**What the exercise asks**: Copy out each line that mentions the word "Emek".

** start **

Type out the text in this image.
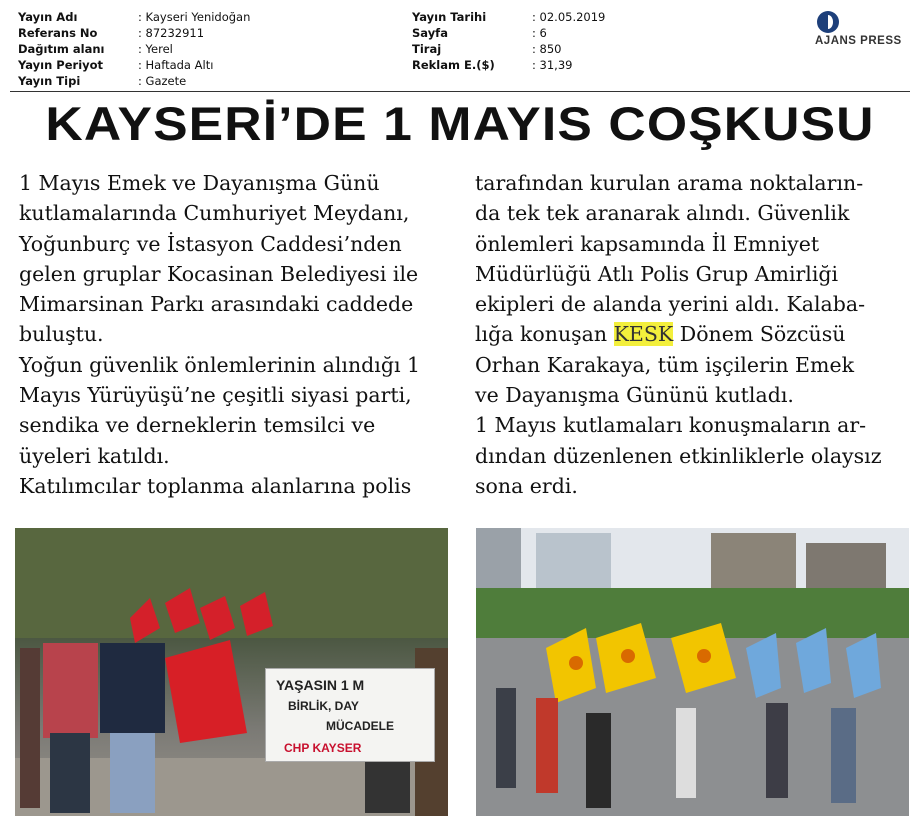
Yayın Adı	: Kayseri Yenidoğan
Referans No	: 87232911
Dağıtım alanı	: Yerel
Yayın Periyot	: Haftada Altı
Yayın Tipi	: Gazete
Yayın Tarihi	: 02.05.2019
Sayfa	: 6
Tiraj	: 850
Reklam E.($)	: 31,39
AJANS PRESS
KAYSERİ’DE 1 MAYIS COŞKUSU
1 Mayıs Emek ve Dayanışma Günü
kutlamalarında Cumhuriyet Meydanı,
Yoğunburç ve İstasyon Caddesi’nden
gelen gruplar Kocasinan Belediyesi ile
Mimarsinan Parkı arasındaki caddede
buluştu.
Yoğun güvenlik önlemlerinin alındığı 1
Mayıs Yürüyüşü’ne çeşitli siyasi parti,
sendika ve derneklerin temsilci ve
üyeleri katıldı.
Katılımcılar toplanma alanlarına polis
tarafından kurulan arama noktaların-
da tek tek aranarak alındı. Güvenlik
önlemleri kapsamında İl Emniyet
Müdürlüğü Atlı Polis Grup Amirliği
ekipleri de alanda yerini aldı. Kalaba-
lığa konuşan KESK Dönem Sözcüsü
Orhan Karakaya, tüm işçilerin Emek
ve Dayanışma Gününü kutladı.
1 Mayıs kutlamaları konuşmaların ar-
dından düzenlenen etkinliklerle olaysız
sona erdi.
YAŞASIN 1 M
BİRLİK, DAY
MÜCADELE
CHP KAYSER
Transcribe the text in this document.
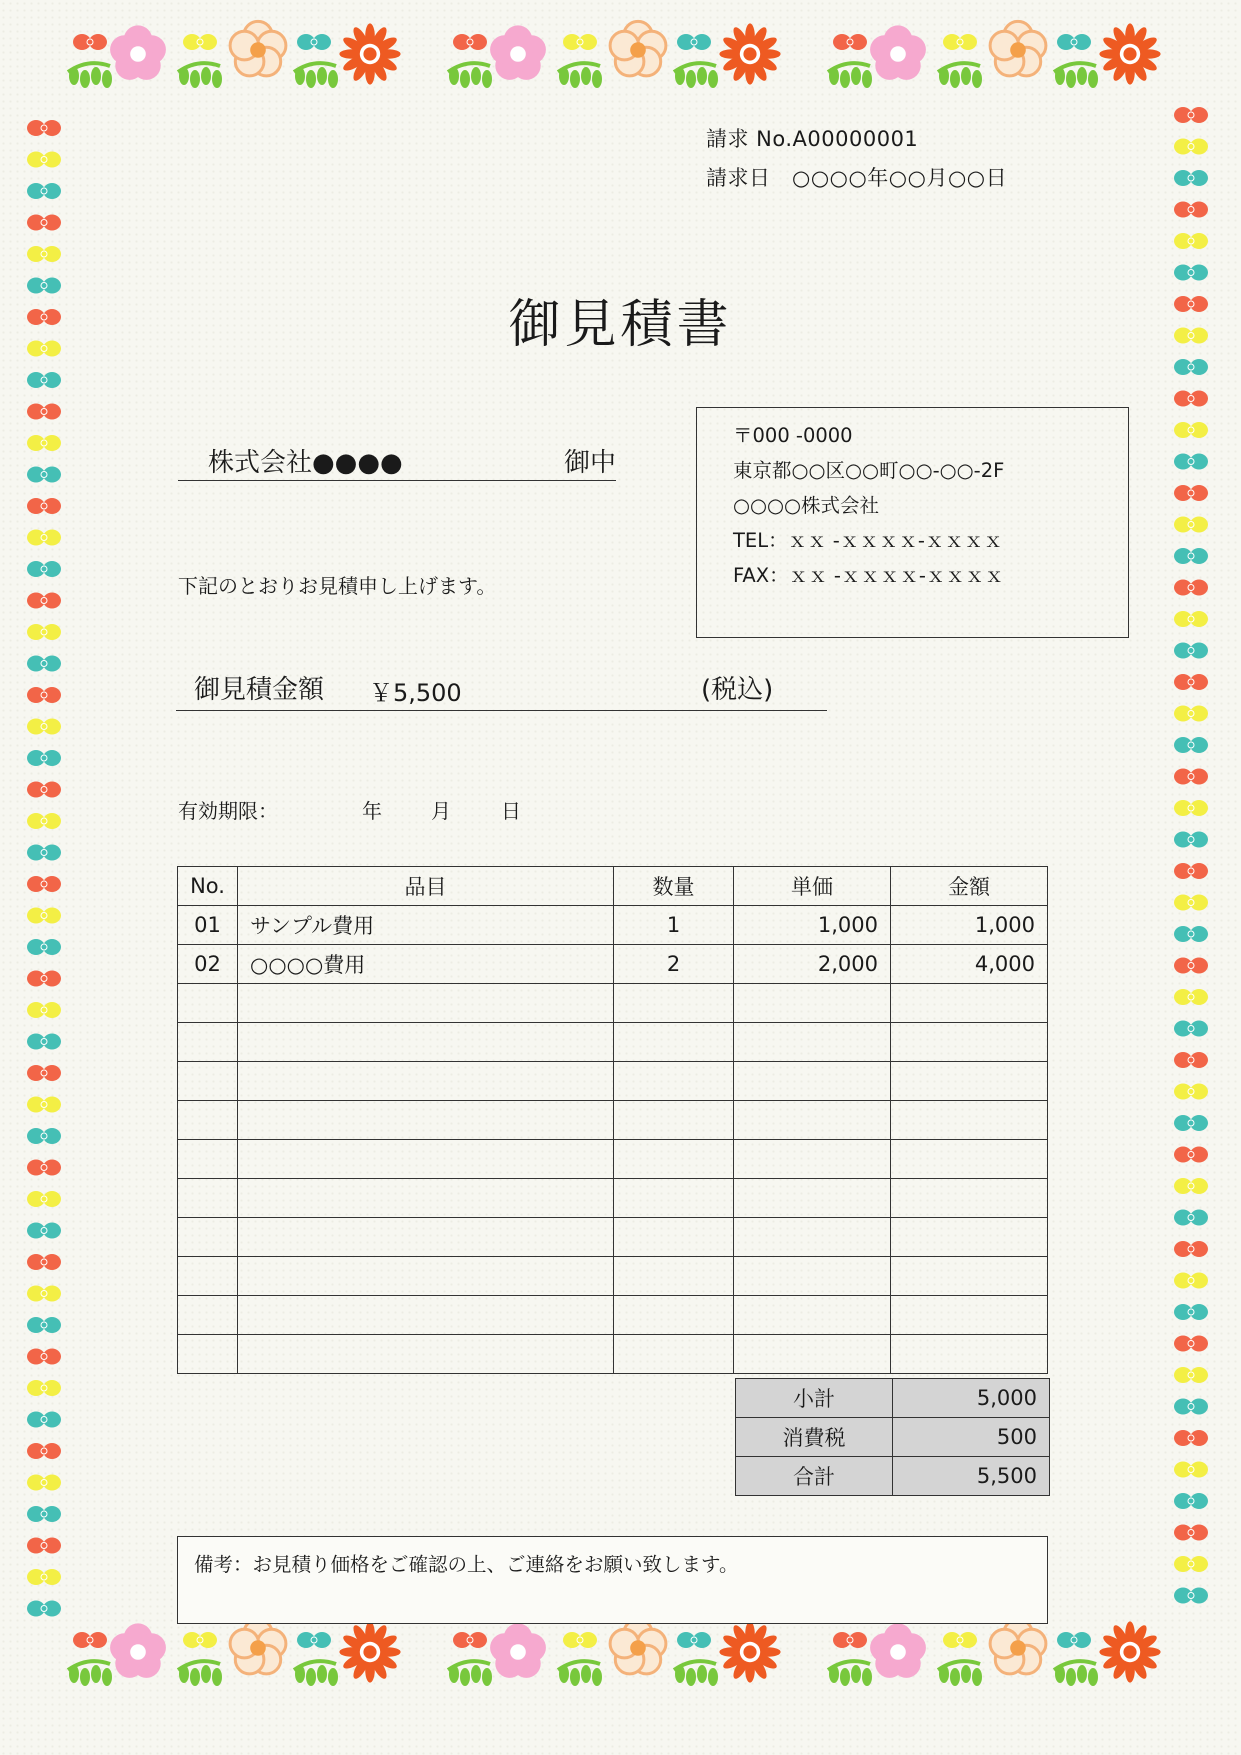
請求 No.A00000001
請求日　○○○○年○○月○○日
御見積書
株式会社●●●●	御中
〒000 -0000
東京都○○区○○町○○-○○-2F
○○○○株式会社
TEL：ｘｘ -ｘｘｘｘ-ｘｘｘｘ
FAX：ｘｘ -ｘｘｘｘ-ｘｘｘｘ
下記のとおりお見積申し上げます。
御見積金額 ￥5,500	(税込)
有効期限：	年 月	日
No.	品目	数量	単価	金額
01	サンプル費用	1	1,000	1,000
02	○○○○費用	2	2,000	4,000

小計	5,000
消費税	500
合計	5,500
備考：お見積り価格をご確認の上、ご連絡をお願い致します。
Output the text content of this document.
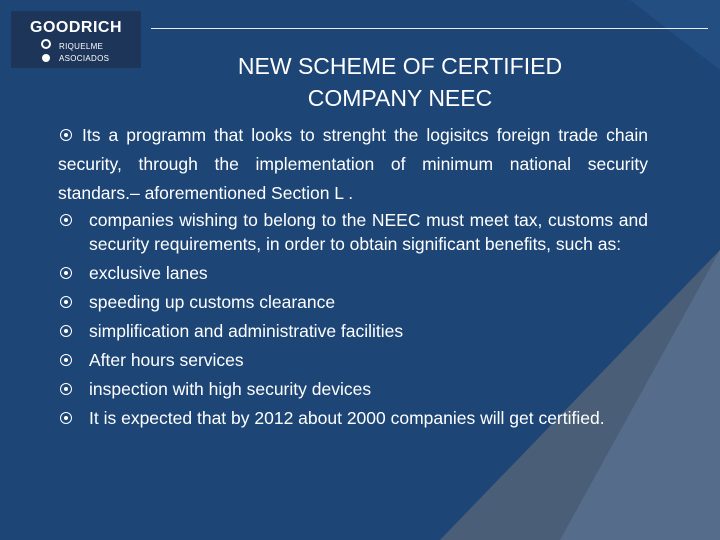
GOODRICH
RIQUELME
ASOCIADOS	NEW SCHEME OF CERTIFIED
COMPANY NEEC
Its a programm that looks to strenght the logisitcs foreign trade chain security, through the implementation of minimum national security standars.– aforementioned Section L .
companies wishing to belong to the NEEC must meet tax, customs and security requirements, in order to obtain significant benefits, such as:
exclusive lanes
speeding up customs clearance
simplification and administrative facilities
After hours services
inspection with high security devices
It is expected that by 2012 about 2000 companies will get certified.
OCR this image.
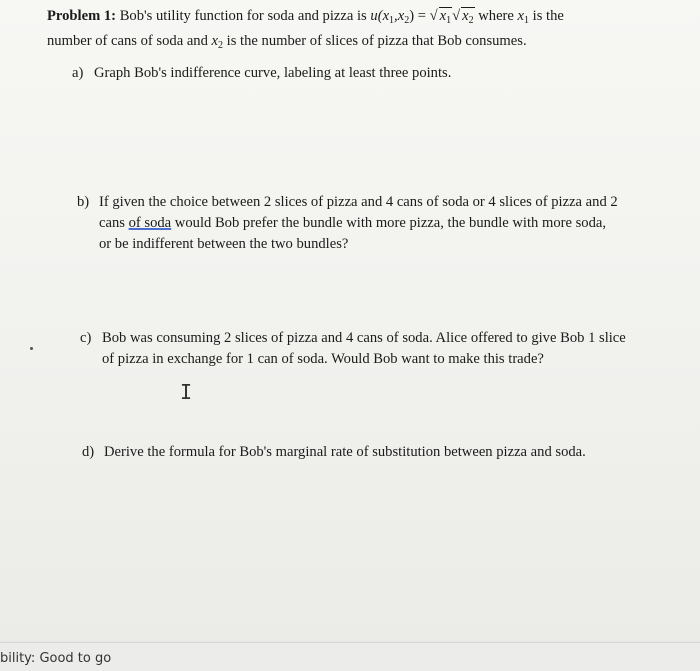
Problem 1: Bob's utility function for soda and pizza is $u(x_1,x_2)$ = √ $x_1√$ $x_2$ where $x_1$ is the
number of cans of soda and $x_2$ is the number of slices of pizza that Bob consumes.
a) Graph Bob's indifference curve, labeling at least three points.
b) If given the choice between 2 slices of pizza and 4 cans of soda or 4 slices of pizza and 2
cans of soda would Bob prefer the bundle with more pizza, the bundle with more soda,
or be indifferent between the two bundles?
c) Bob was consuming 2 slices of pizza and 4 cans of soda. Alice offered to give Bob 1 slice
of pizza in exchange for 1 can of soda. Would Bob want to make this trade?
I
d) Derive the formula for Bob's marginal rate of substitution between pizza and soda.
bility: Good to go
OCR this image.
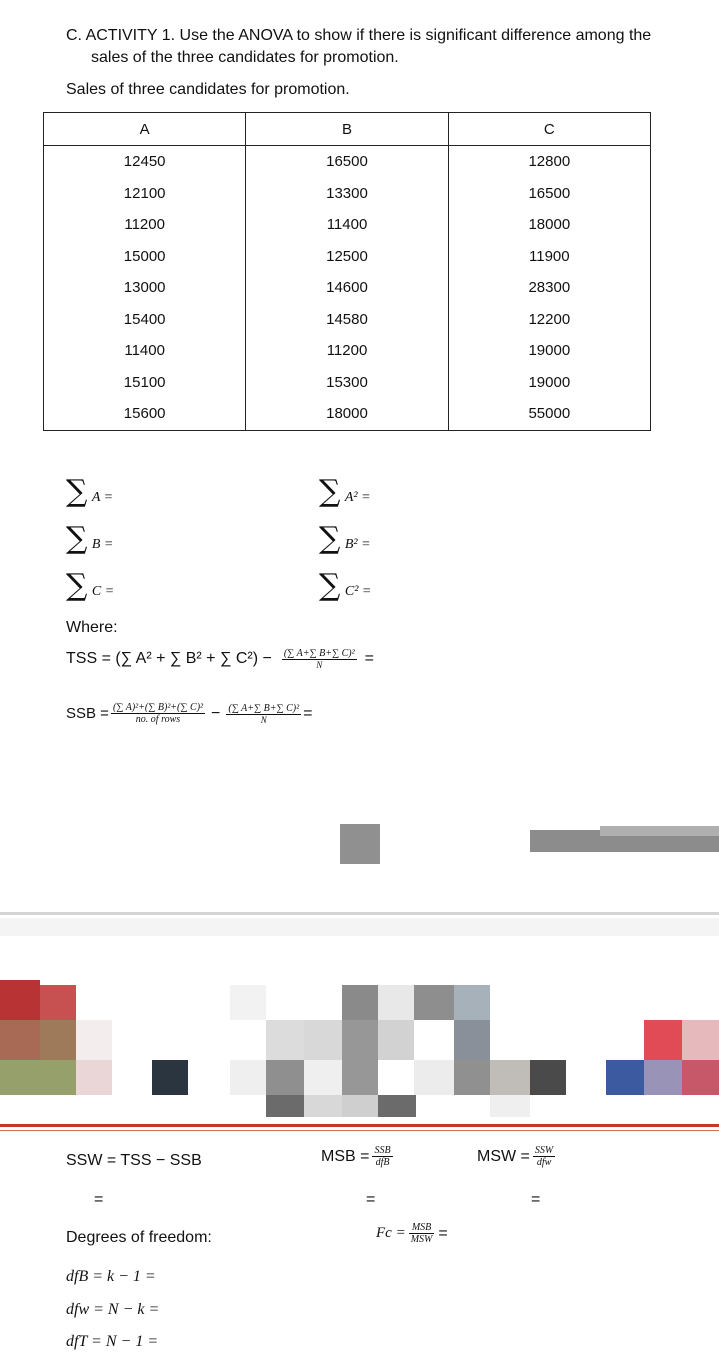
C. ACTIVITY 1. Use the ANOVA to show if there is significant difference among the
sales of the three candidates for promotion.
Sales of three candidates for promotion.
A	B	C
12450	16500	12800
12100	13300	16500
11200	11400	18000
15000	12500	11900
13000	14600	28300
15400	14580	12200
11400	11200	19000
15100	15300	19000
15600	18000	55000
∑ A =
∑ B =
∑ C =
∑ A² =
∑ B² =
∑ C² =
Where:
TSS = (∑ A² + ∑ B² + ∑ $C^2) - \frac{\text{(∑ A+∑ B+∑ C)²}}{N}$ =
SSB = $\frac{\text{(∑ A)²+(∑ B)²+(∑ C)²}}{\text{no. of rows}} - \frac{\text{(∑ A+∑ B+∑ C)²}}{N}$ =
SSW = TSS − SSB
=
MSB = $\frac{\text{SSB}}{\text{dfB}}$
=
MSW = $\frac{\text{SSW}}{\text{dfw}}$
=
Degrees of freedom:	$Fc = \frac{\text{MSB}}{\text{MSW}}$ =
dfB = k − 1 =
dfw = N − k =
dfT = N − 1 =
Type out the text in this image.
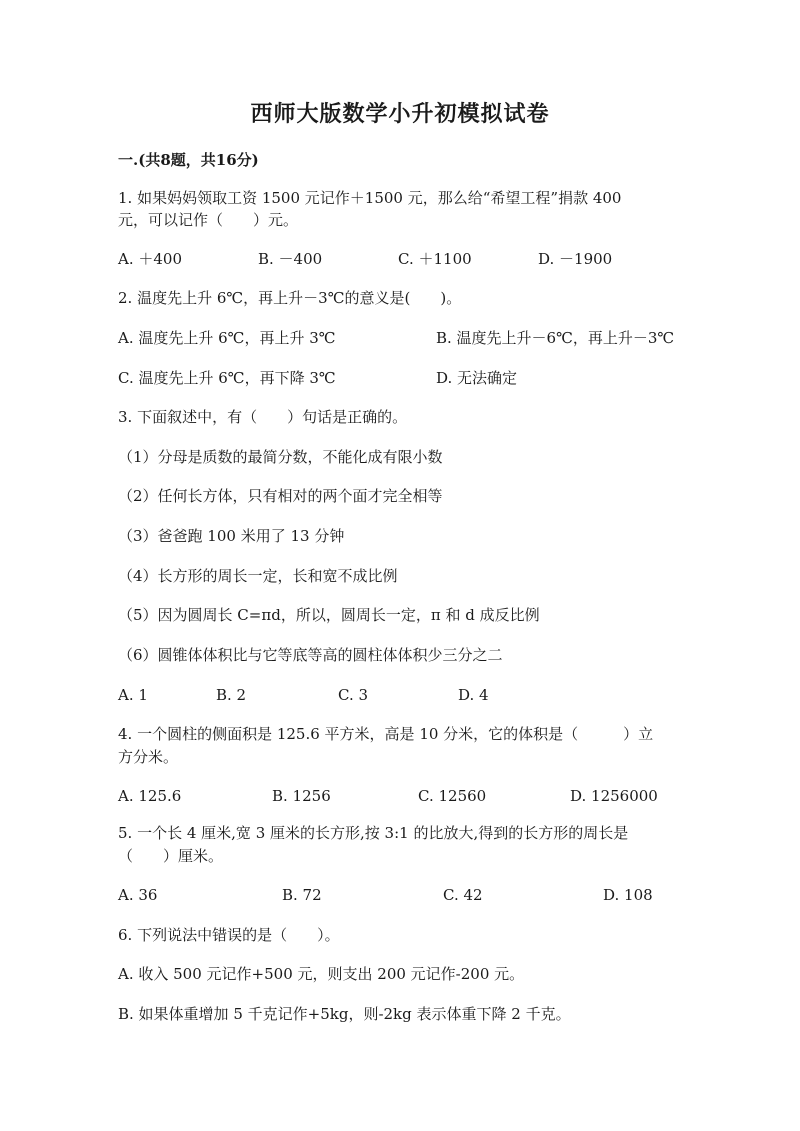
西师大版数学小升初模拟试卷
一.(共8题，共16分)
1. 如果妈妈领取工资 1500 元记作＋1500 元，那么给“希望工程”捐款 400
元，可以记作（　　）元。
A. ＋400	B. －400	C. ＋1100	D. －1900
2. 温度先上升 6℃，再上升－3℃的意义是(　　)。
A. 温度先上升 6℃，再上升 3℃	B. 温度先上升－6℃，再上升－3℃
C. 温度先上升 6℃，再下降 3℃	D. 无法确定
3. 下面叙述中，有（　　）句话是正确的。
（1）分母是质数的最简分数，不能化成有限小数
（2）任何长方体，只有相对的两个面才完全相等
（3）爸爸跑 100 米用了 13 分钟
（4）长方形的周长一定，长和宽不成比例
（5）因为圆周长 C=πd，所以，圆周长一定，π 和 d 成反比例
（6）圆锥体体积比与它等底等高的圆柱体体积少三分之二
A. 1	B. 2	C. 3	D. 4
4. 一个圆柱的侧面积是 125.6 平方米，高是 10 分米，它的体积是（　　　）立
方分米。
A. 125.6	B. 1256	C. 12560	D. 1256000
5. 一个长 4 厘米,宽 3 厘米的长方形,按 3:1 的比放大,得到的长方形的周长是
（　　）厘米。
A. 36	B. 72	C. 42	D. 108
6. 下列说法中错误的是（　　）。
A. 收入 500 元记作+500 元，则支出 200 元记作-200 元。
B. 如果体重增加 5 千克记作+5kg，则-2kg 表示体重下降 2 千克。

** end **

**Completed exercise**:
1 Mayıs Emek ve Dayanışma Günü
Orhan Karakaya, tüm işçilerin Emek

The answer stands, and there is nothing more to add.